§ **GOAL OF THE EXERCISE**: Filter the data for lines with the word "RCEP", then copy every line so identified.

§ **Entries taken from a collection**:
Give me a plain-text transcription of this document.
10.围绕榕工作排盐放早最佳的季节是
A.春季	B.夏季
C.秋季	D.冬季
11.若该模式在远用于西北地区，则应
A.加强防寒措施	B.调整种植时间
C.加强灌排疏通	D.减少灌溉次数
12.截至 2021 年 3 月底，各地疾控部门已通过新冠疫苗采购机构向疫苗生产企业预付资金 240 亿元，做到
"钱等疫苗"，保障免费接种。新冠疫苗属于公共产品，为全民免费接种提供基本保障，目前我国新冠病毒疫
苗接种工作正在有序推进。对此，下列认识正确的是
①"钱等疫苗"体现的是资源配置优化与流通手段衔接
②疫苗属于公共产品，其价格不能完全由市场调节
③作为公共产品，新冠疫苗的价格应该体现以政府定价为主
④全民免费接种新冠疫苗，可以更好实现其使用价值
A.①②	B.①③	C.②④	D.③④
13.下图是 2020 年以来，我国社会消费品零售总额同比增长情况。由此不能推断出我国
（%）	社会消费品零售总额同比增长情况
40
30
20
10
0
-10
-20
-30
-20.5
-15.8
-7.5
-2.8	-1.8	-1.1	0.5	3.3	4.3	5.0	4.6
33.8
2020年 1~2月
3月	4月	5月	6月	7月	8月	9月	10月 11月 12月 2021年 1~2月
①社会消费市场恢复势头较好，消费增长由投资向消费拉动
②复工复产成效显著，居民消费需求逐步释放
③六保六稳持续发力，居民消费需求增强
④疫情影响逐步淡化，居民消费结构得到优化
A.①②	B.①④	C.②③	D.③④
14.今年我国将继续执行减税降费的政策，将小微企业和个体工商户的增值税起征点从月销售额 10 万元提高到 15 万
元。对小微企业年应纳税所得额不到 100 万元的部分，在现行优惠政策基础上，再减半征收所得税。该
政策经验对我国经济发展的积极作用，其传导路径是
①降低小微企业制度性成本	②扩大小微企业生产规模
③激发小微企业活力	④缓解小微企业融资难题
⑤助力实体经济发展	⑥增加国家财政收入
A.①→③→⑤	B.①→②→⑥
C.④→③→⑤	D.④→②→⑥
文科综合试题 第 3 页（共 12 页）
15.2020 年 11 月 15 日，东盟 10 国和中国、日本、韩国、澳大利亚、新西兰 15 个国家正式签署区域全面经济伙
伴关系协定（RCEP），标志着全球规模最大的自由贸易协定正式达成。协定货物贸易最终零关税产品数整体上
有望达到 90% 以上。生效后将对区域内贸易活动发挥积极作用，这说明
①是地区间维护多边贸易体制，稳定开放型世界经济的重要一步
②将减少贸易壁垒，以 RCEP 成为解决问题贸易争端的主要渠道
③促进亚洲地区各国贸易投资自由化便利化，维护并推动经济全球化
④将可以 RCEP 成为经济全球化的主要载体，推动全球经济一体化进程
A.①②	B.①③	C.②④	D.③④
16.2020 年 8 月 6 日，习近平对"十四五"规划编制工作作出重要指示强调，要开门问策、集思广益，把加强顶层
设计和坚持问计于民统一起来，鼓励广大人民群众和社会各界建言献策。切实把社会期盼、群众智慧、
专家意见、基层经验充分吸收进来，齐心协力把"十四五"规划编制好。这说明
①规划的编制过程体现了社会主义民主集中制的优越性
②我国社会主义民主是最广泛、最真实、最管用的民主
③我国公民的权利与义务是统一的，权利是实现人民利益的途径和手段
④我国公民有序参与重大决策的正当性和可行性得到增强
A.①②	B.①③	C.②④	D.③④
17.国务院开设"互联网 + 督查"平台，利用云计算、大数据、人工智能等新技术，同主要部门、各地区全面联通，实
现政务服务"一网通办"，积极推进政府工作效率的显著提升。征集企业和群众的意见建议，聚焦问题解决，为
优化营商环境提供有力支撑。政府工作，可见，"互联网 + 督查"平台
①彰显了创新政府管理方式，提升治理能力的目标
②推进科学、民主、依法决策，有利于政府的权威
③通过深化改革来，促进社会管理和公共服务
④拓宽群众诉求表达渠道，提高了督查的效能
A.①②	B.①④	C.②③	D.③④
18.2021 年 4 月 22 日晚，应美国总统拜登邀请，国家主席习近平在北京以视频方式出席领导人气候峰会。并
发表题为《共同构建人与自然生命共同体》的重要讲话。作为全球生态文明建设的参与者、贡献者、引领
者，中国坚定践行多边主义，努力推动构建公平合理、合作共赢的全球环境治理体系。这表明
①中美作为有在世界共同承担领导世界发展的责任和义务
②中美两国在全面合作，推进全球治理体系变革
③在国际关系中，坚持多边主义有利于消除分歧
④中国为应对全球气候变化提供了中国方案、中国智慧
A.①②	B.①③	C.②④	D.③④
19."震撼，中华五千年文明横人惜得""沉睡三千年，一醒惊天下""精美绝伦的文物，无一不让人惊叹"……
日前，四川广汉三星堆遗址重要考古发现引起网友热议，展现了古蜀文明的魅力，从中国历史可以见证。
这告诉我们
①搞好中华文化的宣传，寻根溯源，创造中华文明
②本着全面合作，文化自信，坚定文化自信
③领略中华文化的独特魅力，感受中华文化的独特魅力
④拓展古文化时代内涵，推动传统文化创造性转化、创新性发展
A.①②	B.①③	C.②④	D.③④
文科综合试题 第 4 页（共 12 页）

§ **REPLY TO THE TASK**:
伴关系协定（RCEP），标志着全球规模最大的自由贸易协定正式达成。协定货物贸易最终零关税产品数整体上
②将减少贸易壁垒，以 RCEP 成为解决问题贸易争端的主要渠道
④将可以 RCEP 成为经济全球化的主要载体，推动全球经济一体化进程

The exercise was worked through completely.